# DIRECTION:
Rewrite the dream entry below from "The dream starts" to "settle for her.", swapping every "co-worker" for "colleague".

# SELECTION:
----------------

Wednesday, June 13, 2012

ABOUT FRIENDSHIPS



This one is a long one, but it’s very revealing about the dreamer, so it’s worth examining.  It will be done in two parts.  I am also going to deal with this dream section by section.  The blue  section is the dream which I've selected to interpret/analyze this time around.

The dream starts off at work at Hollywood Inc.  The building is different, and I think it’s actually the El Capitan Theater on Hollywood Blvd.  I go inside and everything is more high tech and fancy than in real life.  I sit next to this girl named Fran.  In real life, this is a co-worker who is very touchy-feely with people and constantly enters their personal bubble.  She seems to touch my arm or rub my back at least once a day, but I don't flinch or make a big deal or react to it.  It kind of annoys me, but I can tell that she is desperate for attention and affection and is oblivious to her rude intrusions into people's private spaces.  In the dream, she and I are talking and it feels like friendship.  I think this is because I don't have any opportunity to talk to anyone else, so I settle for her.

The Dreamer views her workplace as an isolated aspect of her life… one relatable to movies.  In other words, soda, popcorn, hot dogs and LOSING ONESELF in a FAKE REALITY for entertainment purposes.  She expects work to be a fun, entertaining place where she can escape the real world.  This is an interesting expectation.  Generally, one’s workplace is a serious place of sober responsibility and working hard in order to earn one’s paycheck in order to pay the rent, which is usually a serious matter.  In fact, to some people, being employed is a matter of survival, and having no job usually leads to extreme stress and breakdown.  Even working in a theater environment isn’t necessarily all fun and games either.  People’s mess have to be cleaned up; bathrooms have to be processed; and it’s not necessarily fun to stand behind the food counter all day dealing with grumpy, picky, obnoxious customers.

----------------

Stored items
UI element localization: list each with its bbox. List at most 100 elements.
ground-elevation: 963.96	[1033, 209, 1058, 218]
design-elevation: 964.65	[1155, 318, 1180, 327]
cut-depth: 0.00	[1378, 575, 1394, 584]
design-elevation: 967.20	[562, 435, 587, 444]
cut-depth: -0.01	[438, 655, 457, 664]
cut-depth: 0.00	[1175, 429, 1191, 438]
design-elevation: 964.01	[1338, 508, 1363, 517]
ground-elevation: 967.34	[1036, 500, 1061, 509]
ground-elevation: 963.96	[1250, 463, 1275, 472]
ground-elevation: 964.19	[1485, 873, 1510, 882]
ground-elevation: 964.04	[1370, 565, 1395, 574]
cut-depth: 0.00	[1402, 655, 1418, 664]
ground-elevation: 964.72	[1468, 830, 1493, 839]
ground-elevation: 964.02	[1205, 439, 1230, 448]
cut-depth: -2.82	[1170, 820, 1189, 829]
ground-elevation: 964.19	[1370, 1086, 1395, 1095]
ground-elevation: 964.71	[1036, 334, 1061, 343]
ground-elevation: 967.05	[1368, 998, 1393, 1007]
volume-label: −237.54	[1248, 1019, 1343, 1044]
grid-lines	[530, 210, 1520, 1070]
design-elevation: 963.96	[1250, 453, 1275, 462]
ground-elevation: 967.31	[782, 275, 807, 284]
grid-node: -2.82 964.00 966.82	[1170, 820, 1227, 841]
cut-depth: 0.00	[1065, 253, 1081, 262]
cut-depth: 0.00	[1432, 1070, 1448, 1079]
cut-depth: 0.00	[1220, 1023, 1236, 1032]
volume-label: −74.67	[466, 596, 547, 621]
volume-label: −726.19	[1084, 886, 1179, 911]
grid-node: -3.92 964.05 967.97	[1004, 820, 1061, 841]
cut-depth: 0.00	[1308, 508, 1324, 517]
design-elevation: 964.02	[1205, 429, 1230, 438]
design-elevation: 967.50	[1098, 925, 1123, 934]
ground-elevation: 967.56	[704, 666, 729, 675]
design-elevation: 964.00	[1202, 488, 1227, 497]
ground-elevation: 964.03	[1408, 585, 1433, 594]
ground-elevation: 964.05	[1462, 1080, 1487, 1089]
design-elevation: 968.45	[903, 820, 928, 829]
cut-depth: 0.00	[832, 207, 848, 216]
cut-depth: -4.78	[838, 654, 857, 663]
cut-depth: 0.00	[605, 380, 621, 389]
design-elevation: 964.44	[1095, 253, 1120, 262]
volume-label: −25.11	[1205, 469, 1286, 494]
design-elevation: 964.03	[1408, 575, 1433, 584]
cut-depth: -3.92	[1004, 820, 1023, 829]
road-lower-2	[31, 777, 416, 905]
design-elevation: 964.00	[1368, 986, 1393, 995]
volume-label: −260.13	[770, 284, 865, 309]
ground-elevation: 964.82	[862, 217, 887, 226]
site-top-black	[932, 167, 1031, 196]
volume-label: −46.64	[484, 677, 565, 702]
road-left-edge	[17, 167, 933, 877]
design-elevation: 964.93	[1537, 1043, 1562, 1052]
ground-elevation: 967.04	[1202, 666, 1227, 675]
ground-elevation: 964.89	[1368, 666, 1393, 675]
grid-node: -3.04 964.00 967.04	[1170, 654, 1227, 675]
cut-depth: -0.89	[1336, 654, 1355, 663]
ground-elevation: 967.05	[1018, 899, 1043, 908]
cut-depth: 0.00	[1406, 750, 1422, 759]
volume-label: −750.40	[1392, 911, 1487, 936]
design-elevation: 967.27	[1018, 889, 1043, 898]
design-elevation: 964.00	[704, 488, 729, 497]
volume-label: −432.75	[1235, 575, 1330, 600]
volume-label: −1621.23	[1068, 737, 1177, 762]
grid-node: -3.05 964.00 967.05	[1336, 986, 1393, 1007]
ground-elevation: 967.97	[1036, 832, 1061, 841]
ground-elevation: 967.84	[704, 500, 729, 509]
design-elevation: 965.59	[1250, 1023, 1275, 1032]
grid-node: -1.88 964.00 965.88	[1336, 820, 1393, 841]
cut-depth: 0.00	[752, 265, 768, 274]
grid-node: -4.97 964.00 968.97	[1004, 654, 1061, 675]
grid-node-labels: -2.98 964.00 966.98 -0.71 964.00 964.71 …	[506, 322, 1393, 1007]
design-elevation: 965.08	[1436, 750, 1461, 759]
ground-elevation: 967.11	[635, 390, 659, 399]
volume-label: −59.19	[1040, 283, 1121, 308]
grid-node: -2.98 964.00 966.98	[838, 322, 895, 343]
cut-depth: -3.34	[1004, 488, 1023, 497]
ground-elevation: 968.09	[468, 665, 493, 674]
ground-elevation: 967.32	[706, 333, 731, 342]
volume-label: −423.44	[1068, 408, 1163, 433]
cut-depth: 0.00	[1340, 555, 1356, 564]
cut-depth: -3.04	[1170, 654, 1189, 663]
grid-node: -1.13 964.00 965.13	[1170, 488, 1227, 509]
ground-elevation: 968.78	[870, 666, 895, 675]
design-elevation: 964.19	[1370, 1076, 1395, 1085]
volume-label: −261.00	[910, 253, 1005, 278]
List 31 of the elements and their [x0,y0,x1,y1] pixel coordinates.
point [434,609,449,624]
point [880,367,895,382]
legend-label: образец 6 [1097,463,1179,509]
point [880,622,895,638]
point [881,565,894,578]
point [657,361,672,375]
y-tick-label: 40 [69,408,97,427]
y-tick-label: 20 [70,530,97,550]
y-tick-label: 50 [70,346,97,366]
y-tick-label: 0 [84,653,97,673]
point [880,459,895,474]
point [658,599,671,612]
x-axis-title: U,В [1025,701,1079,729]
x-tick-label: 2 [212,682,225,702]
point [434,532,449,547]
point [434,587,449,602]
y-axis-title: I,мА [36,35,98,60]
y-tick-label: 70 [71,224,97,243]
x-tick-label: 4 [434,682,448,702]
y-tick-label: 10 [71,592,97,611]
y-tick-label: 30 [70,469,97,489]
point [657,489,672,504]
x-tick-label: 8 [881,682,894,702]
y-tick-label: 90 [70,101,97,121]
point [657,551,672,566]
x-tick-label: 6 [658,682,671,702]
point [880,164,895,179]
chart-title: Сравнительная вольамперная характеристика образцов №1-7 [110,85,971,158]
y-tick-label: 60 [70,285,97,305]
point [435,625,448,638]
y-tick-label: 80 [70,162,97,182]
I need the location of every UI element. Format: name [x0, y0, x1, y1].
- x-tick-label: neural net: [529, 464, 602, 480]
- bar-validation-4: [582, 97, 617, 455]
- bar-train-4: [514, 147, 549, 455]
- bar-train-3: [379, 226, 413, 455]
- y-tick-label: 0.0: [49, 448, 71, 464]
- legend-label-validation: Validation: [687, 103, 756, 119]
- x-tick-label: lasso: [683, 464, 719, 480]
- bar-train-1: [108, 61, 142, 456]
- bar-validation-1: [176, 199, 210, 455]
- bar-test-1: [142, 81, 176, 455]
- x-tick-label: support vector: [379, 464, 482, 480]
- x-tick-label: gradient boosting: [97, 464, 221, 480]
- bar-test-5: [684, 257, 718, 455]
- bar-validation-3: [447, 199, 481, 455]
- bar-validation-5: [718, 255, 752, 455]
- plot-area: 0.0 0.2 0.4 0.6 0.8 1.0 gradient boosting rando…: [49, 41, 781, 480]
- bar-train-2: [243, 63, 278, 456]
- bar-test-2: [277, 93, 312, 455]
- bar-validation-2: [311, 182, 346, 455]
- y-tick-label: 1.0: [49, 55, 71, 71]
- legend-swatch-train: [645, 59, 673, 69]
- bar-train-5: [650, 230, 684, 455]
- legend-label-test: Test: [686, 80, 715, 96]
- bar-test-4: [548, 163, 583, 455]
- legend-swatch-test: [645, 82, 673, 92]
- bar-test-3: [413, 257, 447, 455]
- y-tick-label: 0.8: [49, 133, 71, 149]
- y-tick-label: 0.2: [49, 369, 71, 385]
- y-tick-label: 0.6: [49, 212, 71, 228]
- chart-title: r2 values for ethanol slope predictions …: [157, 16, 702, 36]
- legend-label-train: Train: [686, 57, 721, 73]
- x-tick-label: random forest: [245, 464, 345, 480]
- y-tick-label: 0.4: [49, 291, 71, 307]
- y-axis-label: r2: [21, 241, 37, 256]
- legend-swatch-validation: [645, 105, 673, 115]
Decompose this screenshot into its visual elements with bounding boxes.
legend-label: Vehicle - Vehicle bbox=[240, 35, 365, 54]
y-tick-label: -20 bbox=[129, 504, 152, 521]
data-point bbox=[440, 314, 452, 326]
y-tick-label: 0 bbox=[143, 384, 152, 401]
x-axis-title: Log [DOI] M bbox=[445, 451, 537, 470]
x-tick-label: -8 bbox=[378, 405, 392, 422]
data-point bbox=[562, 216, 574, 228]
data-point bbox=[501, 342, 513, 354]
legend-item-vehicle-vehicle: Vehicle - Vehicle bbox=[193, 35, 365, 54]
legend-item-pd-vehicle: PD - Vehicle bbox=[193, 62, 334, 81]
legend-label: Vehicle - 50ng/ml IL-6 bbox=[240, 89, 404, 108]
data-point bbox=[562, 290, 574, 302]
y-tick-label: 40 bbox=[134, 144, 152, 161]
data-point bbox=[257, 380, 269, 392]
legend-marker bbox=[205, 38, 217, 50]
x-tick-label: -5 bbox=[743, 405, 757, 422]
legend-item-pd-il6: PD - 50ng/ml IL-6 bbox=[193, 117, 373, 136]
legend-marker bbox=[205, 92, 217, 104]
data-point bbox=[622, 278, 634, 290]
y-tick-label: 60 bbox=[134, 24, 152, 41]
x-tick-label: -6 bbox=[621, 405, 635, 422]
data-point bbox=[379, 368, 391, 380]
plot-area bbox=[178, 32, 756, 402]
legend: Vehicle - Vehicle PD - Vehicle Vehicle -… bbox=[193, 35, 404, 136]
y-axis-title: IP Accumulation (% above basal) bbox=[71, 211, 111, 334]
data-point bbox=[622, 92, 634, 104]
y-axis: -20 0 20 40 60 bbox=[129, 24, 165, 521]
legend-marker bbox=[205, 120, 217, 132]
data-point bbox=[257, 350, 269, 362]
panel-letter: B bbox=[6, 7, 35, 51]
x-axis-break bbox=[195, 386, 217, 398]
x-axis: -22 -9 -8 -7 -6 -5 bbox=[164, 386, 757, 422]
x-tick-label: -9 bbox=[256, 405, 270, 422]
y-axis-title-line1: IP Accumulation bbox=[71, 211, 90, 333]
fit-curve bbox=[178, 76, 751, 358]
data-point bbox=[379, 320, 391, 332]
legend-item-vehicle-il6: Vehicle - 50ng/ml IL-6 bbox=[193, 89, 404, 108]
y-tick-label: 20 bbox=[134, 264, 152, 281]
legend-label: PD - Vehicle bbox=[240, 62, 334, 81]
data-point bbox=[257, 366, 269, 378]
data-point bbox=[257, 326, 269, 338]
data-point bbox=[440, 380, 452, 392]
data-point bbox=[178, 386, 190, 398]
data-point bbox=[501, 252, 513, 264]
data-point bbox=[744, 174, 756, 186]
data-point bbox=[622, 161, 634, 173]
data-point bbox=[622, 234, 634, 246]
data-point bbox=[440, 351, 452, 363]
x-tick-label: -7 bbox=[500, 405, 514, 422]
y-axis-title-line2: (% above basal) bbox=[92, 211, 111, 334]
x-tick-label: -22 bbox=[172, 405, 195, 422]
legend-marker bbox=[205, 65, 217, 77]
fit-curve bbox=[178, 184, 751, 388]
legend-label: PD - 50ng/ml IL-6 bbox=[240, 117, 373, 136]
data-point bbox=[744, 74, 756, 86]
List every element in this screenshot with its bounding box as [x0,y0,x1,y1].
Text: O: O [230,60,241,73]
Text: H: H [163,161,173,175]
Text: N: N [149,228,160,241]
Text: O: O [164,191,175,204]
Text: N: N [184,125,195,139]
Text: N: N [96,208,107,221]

----------------

# THE RESPONSE:
The dream starts off at work at Hollywood Inc.  The building is different, and I think it’s actually the El Capitan Theater on Hollywood Blvd.  I go inside and everything is more high tech and fancy than in real life.  I sit next to this girl named Fran.  In real life, this is a colleague who is very touchy-feely with people and constantly enters their personal bubble.  She seems to touch my arm or rub my back at least once a day, but I don't flinch or make a big deal or react to it.  It kind of annoys me, but I can tell that she is desperate for attention and affection and is oblivious to her rude intrusions into people's private spaces.  In the dream, she and I are talking and it feels like friendship.  I think this is because I don't have any opportunity to talk to anyone else, so I settle for her.